**Exercise objective:** Gather all lines in the entries that include the word "right".
======== Data for the task
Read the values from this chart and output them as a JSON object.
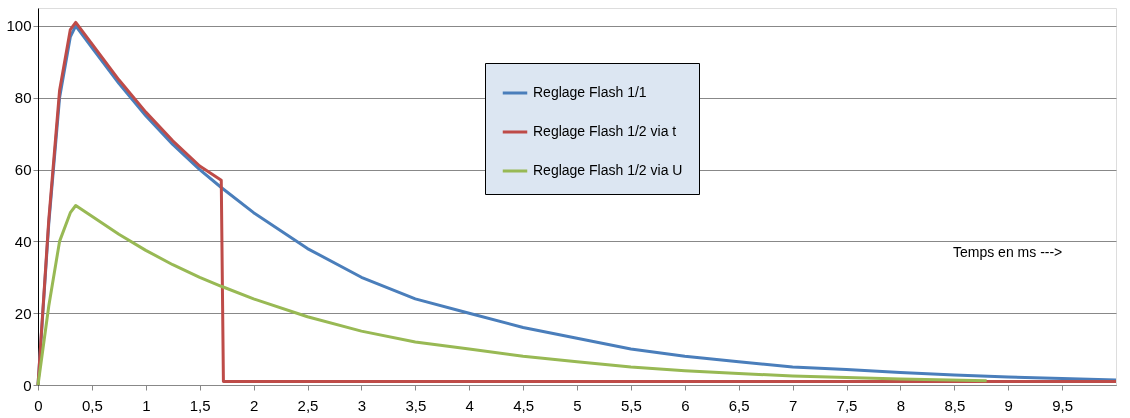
{
  "chart_data": {
    "type": "line",
    "xlim": [
      0,
      10
    ],
    "ylim": [
      0,
      105
    ],
    "xticks": [
      0,
      {
        "value": 0.5,
        "label": "0,5"
      },
      1,
      {
        "value": 1.5,
        "label": "1,5"
      },
      2,
      {
        "value": 2.5,
        "label": "2,5"
      },
      3,
      {
        "value": 3.5,
        "label": "3,5"
      },
      4,
      {
        "value": 4.5,
        "label": "4,5"
      },
      5,
      {
        "value": 5.5,
        "label": "5,5"
      },
      6,
      {
        "value": 6.5,
        "label": "6,5"
      },
      7,
      {
        "value": 7.5,
        "label": "7,5"
      },
      8,
      {
        "value": 8.5,
        "label": "8,5"
      },
      9,
      {
        "value": 9.5,
        "label": "9,5"
      }
    ],
    "yticks": [
      0,
      20,
      40,
      60,
      80,
      100
    ],
    "grid": "y",
    "legend": "top right",
    "marker": "none",
    "line_style": "solid",
    "annotations": [
      "Temps en ms --->"
    ],
    "series": [
      {
        "name": "Reglage Flash 1/1",
        "color": "#4a7ebb",
        "x": [
          0,
          0.1,
          0.2,
          0.3,
          0.35,
          0.5,
          0.75,
          1,
          1.25,
          1.5,
          1.7,
          2,
          2.5,
          3,
          3.5,
          4,
          4.5,
          5,
          5.5,
          6,
          6.5,
          7,
          7.5,
          8,
          8.5,
          9,
          9.5,
          10
        ],
        "values": [
          0,
          45,
          80,
          97,
          100,
          94,
          84,
          75,
          67,
          60,
          55,
          48,
          38,
          30,
          24,
          20,
          16,
          13,
          10,
          8,
          6.5,
          5,
          4.3,
          3.5,
          2.8,
          2.2,
          1.8,
          1.4
        ]
      },
      {
        "name": "Reglage Flash 1/2 via t",
        "color": "#be4b48",
        "x": [
          0,
          0.1,
          0.2,
          0.3,
          0.35,
          0.5,
          0.75,
          1,
          1.25,
          1.5,
          1.7,
          1.72,
          10
        ],
        "values": [
          0,
          46,
          82,
          99,
          101,
          95,
          85,
          76,
          68,
          61,
          57,
          1,
          1
        ]
      },
      {
        "name": "Reglage Flash 1/2 via U",
        "color": "#98b954",
        "x": [
          0,
          0.1,
          0.2,
          0.3,
          0.35,
          0.5,
          0.75,
          1,
          1.25,
          1.5,
          1.7,
          2,
          2.5,
          3,
          3.5,
          4,
          4.5,
          5,
          5.5,
          6,
          6.5,
          7,
          7.5,
          8,
          8.8
        ],
        "values": [
          0,
          22,
          40,
          48,
          50,
          47,
          42,
          37.5,
          33.5,
          30,
          27.5,
          24,
          19,
          15,
          12,
          10,
          8,
          6.5,
          5,
          4,
          3.2,
          2.5,
          2.1,
          1.7,
          1.2
        ]
      }
    ]
  }
}
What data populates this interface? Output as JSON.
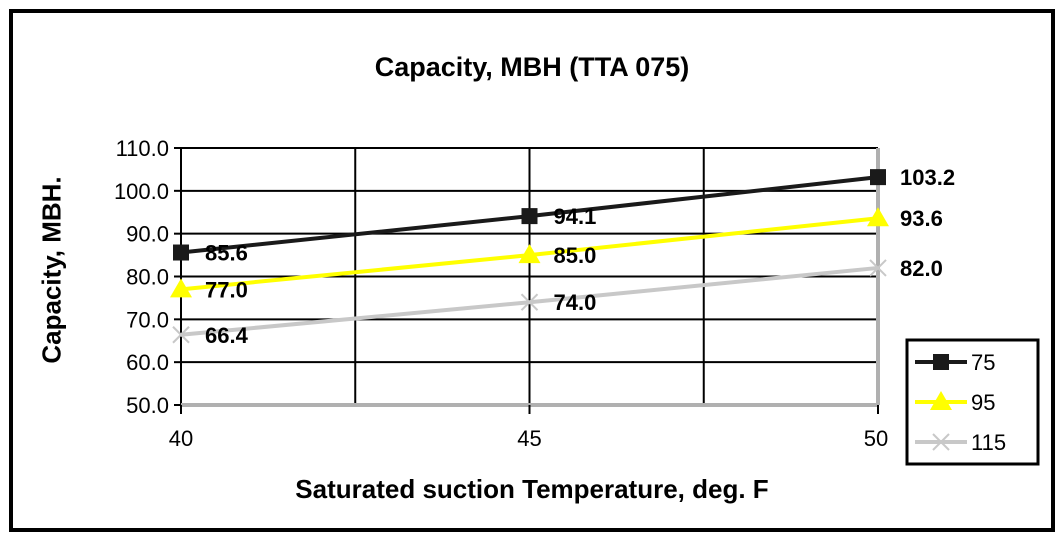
{
  "chart_data": {
    "type": "line",
    "title": "Capacity, MBH (TTA 075)",
    "xlabel": "Saturated suction Temperature, deg. F",
    "ylabel": "Capacity, MBH.",
    "x": [
      40,
      45,
      50
    ],
    "xticks": [
      "40",
      "45",
      "50"
    ],
    "ylim": [
      50,
      110
    ],
    "yticks": [
      "50.0",
      "60.0",
      "70.0",
      "80.0",
      "90.0",
      "100.0",
      "110.0"
    ],
    "grid": true,
    "legend_position": "bottom-right",
    "series": [
      {
        "name": "75",
        "values": [
          85.6,
          94.1,
          103.2
        ],
        "labels": [
          "85.6",
          "94.1",
          "103.2"
        ],
        "color": "#1a1a1a",
        "marker": "square"
      },
      {
        "name": "95",
        "values": [
          77.0,
          85.0,
          93.6
        ],
        "labels": [
          "77.0",
          "85.0",
          "93.6"
        ],
        "color": "#ffff00",
        "marker": "triangle"
      },
      {
        "name": "115",
        "values": [
          66.4,
          74.0,
          82.0
        ],
        "labels": [
          "66.4",
          "74.0",
          "82.0"
        ],
        "color": "#c8c8c8",
        "marker": "x"
      }
    ]
  }
}
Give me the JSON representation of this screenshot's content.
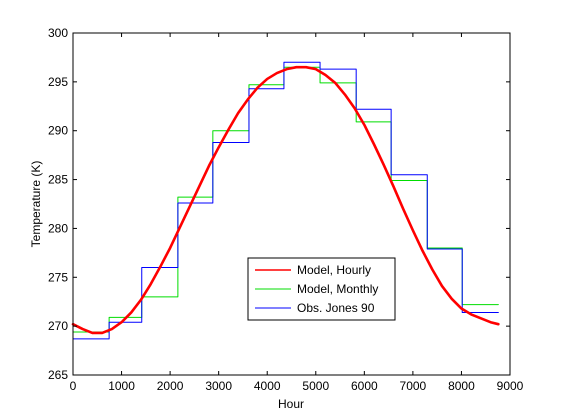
{
  "chart_data": {
    "type": "line",
    "title": "",
    "xlabel": "Hour",
    "ylabel": "Temperature (K)",
    "xlim": [
      0,
      9000
    ],
    "ylim": [
      265,
      300
    ],
    "xticks": [
      0,
      1000,
      2000,
      3000,
      4000,
      5000,
      6000,
      7000,
      8000,
      9000
    ],
    "yticks": [
      265,
      270,
      275,
      280,
      285,
      290,
      295,
      300
    ],
    "grid": false,
    "legend_position": "lower-center",
    "series": [
      {
        "name": "Model, Hourly",
        "color": "#ff0000",
        "style": "line",
        "x": [
          0,
          200,
          400,
          600,
          800,
          1000,
          1200,
          1400,
          1600,
          1800,
          2000,
          2200,
          2400,
          2600,
          2800,
          3000,
          3200,
          3400,
          3600,
          3800,
          4000,
          4200,
          4400,
          4600,
          4800,
          5000,
          5200,
          5400,
          5600,
          5800,
          6000,
          6200,
          6400,
          6600,
          6800,
          7000,
          7200,
          7400,
          7600,
          7800,
          8000,
          8200,
          8400,
          8600,
          8760
        ],
        "y": [
          270.2,
          269.7,
          269.3,
          269.3,
          269.7,
          270.4,
          271.4,
          272.7,
          274.3,
          276.1,
          278.0,
          280.1,
          282.2,
          284.3,
          286.4,
          288.3,
          290.1,
          291.8,
          293.2,
          294.4,
          295.3,
          295.9,
          296.3,
          296.5,
          296.5,
          296.3,
          295.7,
          294.9,
          293.7,
          292.3,
          290.6,
          288.6,
          286.5,
          284.3,
          282.0,
          279.8,
          277.7,
          275.8,
          274.1,
          272.8,
          271.8,
          271.2,
          270.8,
          270.4,
          270.2
        ]
      },
      {
        "name": "Model, Monthly",
        "color": "#00dd00",
        "style": "step",
        "edges": [
          0,
          744,
          1416,
          2160,
          2880,
          3624,
          4344,
          5088,
          5832,
          6552,
          7296,
          8016,
          8760
        ],
        "values": [
          269.4,
          270.9,
          273.0,
          283.2,
          290.0,
          294.7,
          296.5,
          294.9,
          290.9,
          284.9,
          278.0,
          272.2
        ]
      },
      {
        "name": "Obs. Jones 90",
        "color": "#0000ff",
        "style": "step",
        "edges": [
          0,
          744,
          1416,
          2160,
          2880,
          3624,
          4344,
          5088,
          5832,
          6552,
          7296,
          8016,
          8760
        ],
        "values": [
          268.7,
          270.4,
          276.0,
          282.6,
          288.8,
          294.3,
          297.0,
          296.3,
          292.2,
          285.5,
          277.9,
          271.4
        ]
      }
    ]
  }
}
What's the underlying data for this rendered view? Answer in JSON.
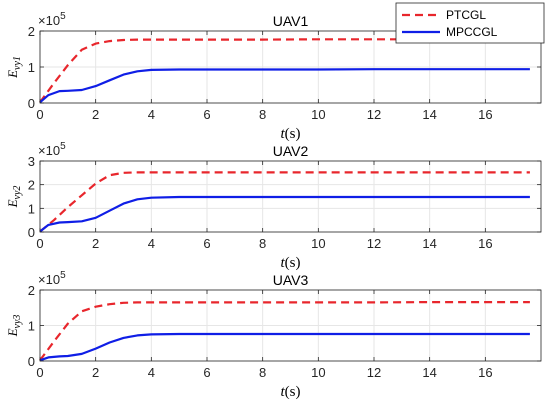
{
  "chart_data": [
    {
      "type": "line",
      "title": "UAV1",
      "ylabel_base": "E",
      "ylabel_sub": "vy1",
      "xlabel_var": "t",
      "xlabel_unit": "(s)",
      "exponent_base": "×10",
      "exponent_power": "5",
      "xlim": [
        0,
        18
      ],
      "ylim": [
        0,
        2
      ],
      "xticks": [
        "0",
        "2",
        "4",
        "6",
        "8",
        "10",
        "12",
        "14",
        "16"
      ],
      "yticks": [
        "0",
        "1",
        "2"
      ],
      "grid": true,
      "series": [
        {
          "name": "PTCGL",
          "color": "#e8262c",
          "style": "dashed",
          "x": [
            0,
            0.5,
            1.0,
            1.5,
            2.0,
            2.5,
            3.0,
            3.5,
            4.0,
            6,
            8,
            10,
            12,
            14,
            16,
            17.6
          ],
          "y": [
            0.02,
            0.55,
            1.05,
            1.48,
            1.65,
            1.72,
            1.75,
            1.76,
            1.76,
            1.76,
            1.76,
            1.77,
            1.77,
            1.77,
            1.77,
            1.78
          ]
        },
        {
          "name": "MPCCGL",
          "color": "#0f1ee6",
          "style": "solid",
          "x": [
            0,
            0.3,
            0.7,
            1.0,
            1.5,
            2.0,
            2.5,
            3.0,
            3.5,
            4.0,
            5,
            6,
            8,
            10,
            12,
            14,
            16,
            17.6
          ],
          "y": [
            0.02,
            0.22,
            0.33,
            0.34,
            0.36,
            0.47,
            0.63,
            0.79,
            0.88,
            0.92,
            0.93,
            0.93,
            0.93,
            0.93,
            0.94,
            0.94,
            0.94,
            0.94
          ]
        }
      ]
    },
    {
      "type": "line",
      "title": "UAV2",
      "ylabel_base": "E",
      "ylabel_sub": "vy2",
      "xlabel_var": "t",
      "xlabel_unit": "(s)",
      "exponent_base": "×10",
      "exponent_power": "5",
      "xlim": [
        0,
        18
      ],
      "ylim": [
        0,
        3
      ],
      "xticks": [
        "0",
        "2",
        "4",
        "6",
        "8",
        "10",
        "12",
        "14",
        "16"
      ],
      "yticks": [
        "0",
        "1",
        "2",
        "3"
      ],
      "grid": true,
      "series": [
        {
          "name": "PTCGL",
          "color": "#e8262c",
          "style": "dashed",
          "x": [
            0,
            0.5,
            1.0,
            1.5,
            2.0,
            2.5,
            3.0,
            3.5,
            4.0,
            6,
            8,
            10,
            12,
            14,
            16,
            17.6
          ],
          "y": [
            0.02,
            0.5,
            1.05,
            1.55,
            2.05,
            2.4,
            2.5,
            2.52,
            2.52,
            2.52,
            2.52,
            2.52,
            2.52,
            2.52,
            2.52,
            2.52
          ]
        },
        {
          "name": "MPCCGL",
          "color": "#0f1ee6",
          "style": "solid",
          "x": [
            0,
            0.3,
            0.7,
            1.0,
            1.5,
            2.0,
            2.5,
            3.0,
            3.5,
            4.0,
            5,
            6,
            8,
            10,
            12,
            14,
            16,
            17.6
          ],
          "y": [
            0.02,
            0.3,
            0.4,
            0.42,
            0.45,
            0.6,
            0.9,
            1.2,
            1.38,
            1.45,
            1.48,
            1.48,
            1.48,
            1.48,
            1.48,
            1.48,
            1.48,
            1.48
          ]
        }
      ]
    },
    {
      "type": "line",
      "title": "UAV3",
      "ylabel_base": "E",
      "ylabel_sub": "vy3",
      "xlabel_var": "t",
      "xlabel_unit": "(s)",
      "exponent_base": "×10",
      "exponent_power": "5",
      "xlim": [
        0,
        18
      ],
      "ylim": [
        0,
        2
      ],
      "xticks": [
        "0",
        "2",
        "4",
        "6",
        "8",
        "10",
        "12",
        "14",
        "16"
      ],
      "yticks": [
        "0",
        "1",
        "2"
      ],
      "grid": true,
      "series": [
        {
          "name": "PTCGL",
          "color": "#e8262c",
          "style": "dashed",
          "x": [
            0,
            0.5,
            1.0,
            1.5,
            2.0,
            2.5,
            3.0,
            3.5,
            4.0,
            6,
            8,
            10,
            12,
            14,
            16,
            17.6
          ],
          "y": [
            0.02,
            0.55,
            1.05,
            1.4,
            1.53,
            1.6,
            1.64,
            1.65,
            1.65,
            1.65,
            1.65,
            1.65,
            1.65,
            1.66,
            1.66,
            1.66
          ]
        },
        {
          "name": "MPCCGL",
          "color": "#0f1ee6",
          "style": "solid",
          "x": [
            0,
            0.3,
            0.7,
            1.0,
            1.5,
            2.0,
            2.5,
            3.0,
            3.5,
            4.0,
            5,
            6,
            8,
            10,
            12,
            14,
            16,
            17.6
          ],
          "y": [
            0.02,
            0.1,
            0.13,
            0.14,
            0.2,
            0.35,
            0.52,
            0.65,
            0.72,
            0.75,
            0.76,
            0.76,
            0.76,
            0.76,
            0.76,
            0.76,
            0.76,
            0.76
          ]
        }
      ]
    }
  ],
  "legend": {
    "placement": "top-right",
    "entries": [
      {
        "label": "PTCGL",
        "color": "#e8262c",
        "style": "dashed"
      },
      {
        "label": "MPCCGL",
        "color": "#0f1ee6",
        "style": "solid"
      }
    ]
  }
}
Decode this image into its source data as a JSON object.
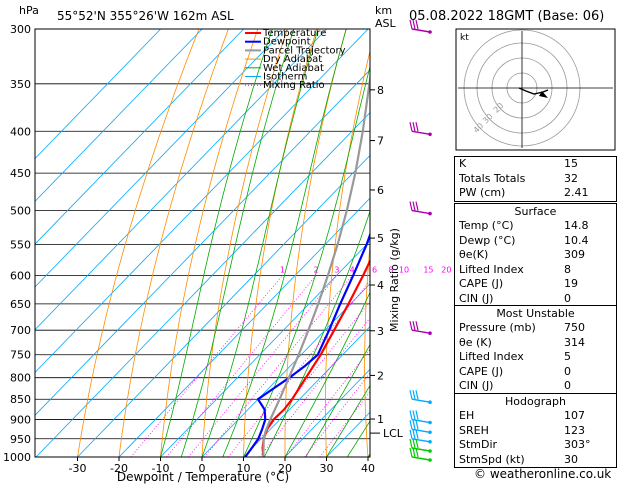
================
**Task result:**
    "legend": "top right",
    "legend_position": "bottom-right",
    "placement": "top-right",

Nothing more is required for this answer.